◆ **Written problem**:
Can you reproduce every line of the records below exactly as they stand, leaving the pictures out of your answer?

◆ **Data to process**:

----------------------------------------

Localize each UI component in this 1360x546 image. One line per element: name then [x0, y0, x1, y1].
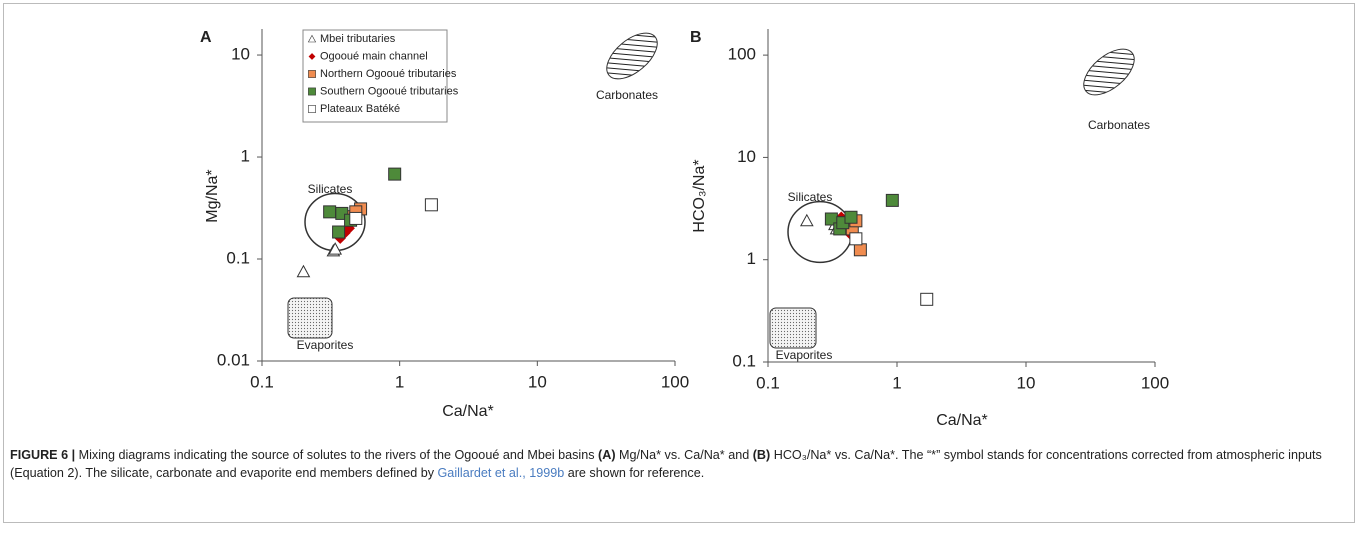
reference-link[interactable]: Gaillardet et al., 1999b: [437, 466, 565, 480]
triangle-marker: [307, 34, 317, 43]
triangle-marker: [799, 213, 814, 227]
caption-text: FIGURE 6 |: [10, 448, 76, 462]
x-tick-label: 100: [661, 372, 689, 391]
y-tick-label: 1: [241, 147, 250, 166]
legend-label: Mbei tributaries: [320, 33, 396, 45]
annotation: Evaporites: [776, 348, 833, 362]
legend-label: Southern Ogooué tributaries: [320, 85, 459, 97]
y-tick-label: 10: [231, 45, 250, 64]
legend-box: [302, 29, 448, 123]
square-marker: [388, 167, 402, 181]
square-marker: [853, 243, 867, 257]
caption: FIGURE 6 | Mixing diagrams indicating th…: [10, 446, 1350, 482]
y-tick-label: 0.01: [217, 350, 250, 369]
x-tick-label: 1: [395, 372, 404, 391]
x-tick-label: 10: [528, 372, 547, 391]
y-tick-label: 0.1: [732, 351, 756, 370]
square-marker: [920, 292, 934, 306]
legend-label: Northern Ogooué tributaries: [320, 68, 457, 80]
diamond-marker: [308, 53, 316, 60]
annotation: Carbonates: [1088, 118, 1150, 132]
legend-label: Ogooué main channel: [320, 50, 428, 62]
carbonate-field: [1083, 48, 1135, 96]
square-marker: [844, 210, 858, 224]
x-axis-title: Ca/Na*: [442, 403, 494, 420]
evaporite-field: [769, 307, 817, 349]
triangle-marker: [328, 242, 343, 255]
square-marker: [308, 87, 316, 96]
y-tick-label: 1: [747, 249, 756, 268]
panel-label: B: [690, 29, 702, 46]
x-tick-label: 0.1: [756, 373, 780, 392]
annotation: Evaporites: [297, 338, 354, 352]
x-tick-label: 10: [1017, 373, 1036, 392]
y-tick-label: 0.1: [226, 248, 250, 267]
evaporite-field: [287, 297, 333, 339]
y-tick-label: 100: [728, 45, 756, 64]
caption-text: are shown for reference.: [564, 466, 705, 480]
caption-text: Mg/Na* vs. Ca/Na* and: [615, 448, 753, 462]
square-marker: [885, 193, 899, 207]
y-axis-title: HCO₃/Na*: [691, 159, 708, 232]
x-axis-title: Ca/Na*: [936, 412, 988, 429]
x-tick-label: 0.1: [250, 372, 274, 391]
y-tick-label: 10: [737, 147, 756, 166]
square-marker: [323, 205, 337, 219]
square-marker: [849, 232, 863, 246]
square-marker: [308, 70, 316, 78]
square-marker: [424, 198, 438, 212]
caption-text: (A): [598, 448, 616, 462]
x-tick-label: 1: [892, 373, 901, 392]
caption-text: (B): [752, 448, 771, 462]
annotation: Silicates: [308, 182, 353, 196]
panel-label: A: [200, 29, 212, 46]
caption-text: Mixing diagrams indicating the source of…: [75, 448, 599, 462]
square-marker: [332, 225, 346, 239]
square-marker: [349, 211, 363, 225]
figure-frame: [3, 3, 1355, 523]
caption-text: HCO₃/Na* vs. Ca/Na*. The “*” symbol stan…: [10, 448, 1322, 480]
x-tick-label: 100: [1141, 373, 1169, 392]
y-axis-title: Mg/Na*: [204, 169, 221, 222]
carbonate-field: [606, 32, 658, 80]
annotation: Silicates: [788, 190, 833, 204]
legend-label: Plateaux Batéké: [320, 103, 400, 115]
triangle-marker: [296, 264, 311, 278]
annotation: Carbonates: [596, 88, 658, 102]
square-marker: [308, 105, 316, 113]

----------------------------------------

◆ **Exercise response**:
Localize each UI component in this 1360x546 image. One line per element: name then [x0, y0, x1, y1].
reference-link[interactable]: Gaillardet et al., 1999b: [437, 466, 565, 480]
triangle-marker: [307, 34, 317, 43]
triangle-marker: [799, 213, 814, 227]
caption-text: FIGURE 6 |: [10, 448, 76, 462]
x-tick-label: 100: [661, 372, 689, 391]
y-tick-label: 1: [241, 147, 250, 166]
legend-label: Mbei tributaries: [320, 33, 396, 45]
annotation: Evaporites: [776, 348, 833, 362]
legend-label: Southern Ogooué tributaries: [320, 85, 459, 97]
y-tick-label: 10: [231, 45, 250, 64]
legend-box: [302, 29, 448, 123]
square-marker: [388, 167, 402, 181]
square-marker: [853, 243, 867, 257]
caption: FIGURE 6 | Mixing diagrams indicating th…: [10, 446, 1350, 482]
y-tick-label: 0.01: [217, 350, 250, 369]
x-tick-label: 1: [395, 372, 404, 391]
x-tick-label: 10: [528, 372, 547, 391]
y-tick-label: 0.1: [732, 351, 756, 370]
square-marker: [920, 292, 934, 306]
legend-label: Northern Ogooué tributaries: [320, 68, 457, 80]
diamond-marker: [308, 53, 316, 60]
annotation: Carbonates: [1088, 118, 1150, 132]
legend-label: Ogooué main channel: [320, 50, 428, 62]
carbonate-field: [1083, 48, 1135, 96]
square-marker: [844, 210, 858, 224]
x-axis-title: Ca/Na*: [442, 403, 494, 420]
evaporite-field: [769, 307, 817, 349]
triangle-marker: [328, 242, 343, 255]
square-marker: [308, 87, 316, 96]
y-tick-label: 1: [747, 249, 756, 268]
panel-label: B: [690, 29, 702, 46]
x-tick-label: 0.1: [756, 373, 780, 392]
annotation: Evaporites: [297, 338, 354, 352]
x-tick-label: 10: [1017, 373, 1036, 392]
y-tick-label: 0.1: [226, 248, 250, 267]
evaporite-field: [287, 297, 333, 339]
y-tick-label: 100: [728, 45, 756, 64]
caption-text: are shown for reference.: [564, 466, 705, 480]
caption-text: Mg/Na* vs. Ca/Na* and: [615, 448, 753, 462]
square-marker: [885, 193, 899, 207]
y-axis-title: HCO₃/Na*: [691, 159, 708, 232]
x-axis-title: Ca/Na*: [936, 412, 988, 429]
x-tick-label: 0.1: [250, 372, 274, 391]
y-tick-label: 10: [737, 147, 756, 166]
square-marker: [323, 205, 337, 219]
square-marker: [849, 232, 863, 246]
square-marker: [308, 70, 316, 78]
square-marker: [424, 198, 438, 212]
caption-text: (A): [598, 448, 616, 462]
x-tick-label: 1: [892, 373, 901, 392]
caption-text: (B): [752, 448, 771, 462]
annotation: Silicates: [308, 182, 353, 196]
panel-label: A: [200, 29, 212, 46]
caption-text: Mixing diagrams indicating the source of…: [75, 448, 599, 462]
square-marker: [332, 225, 346, 239]
square-marker: [349, 211, 363, 225]
figure-frame: [3, 3, 1355, 523]
caption-text: HCO₃/Na* vs. Ca/Na*. The “*” symbol stan…: [10, 448, 1322, 480]
x-tick-label: 100: [1141, 373, 1169, 392]
y-axis-title: Mg/Na*: [204, 169, 221, 222]
carbonate-field: [606, 32, 658, 80]
annotation: Silicates: [788, 190, 833, 204]
legend-label: Plateaux Batéké: [320, 103, 400, 115]
triangle-marker: [296, 264, 311, 278]
annotation: Carbonates: [596, 88, 658, 102]
square-marker: [308, 105, 316, 113]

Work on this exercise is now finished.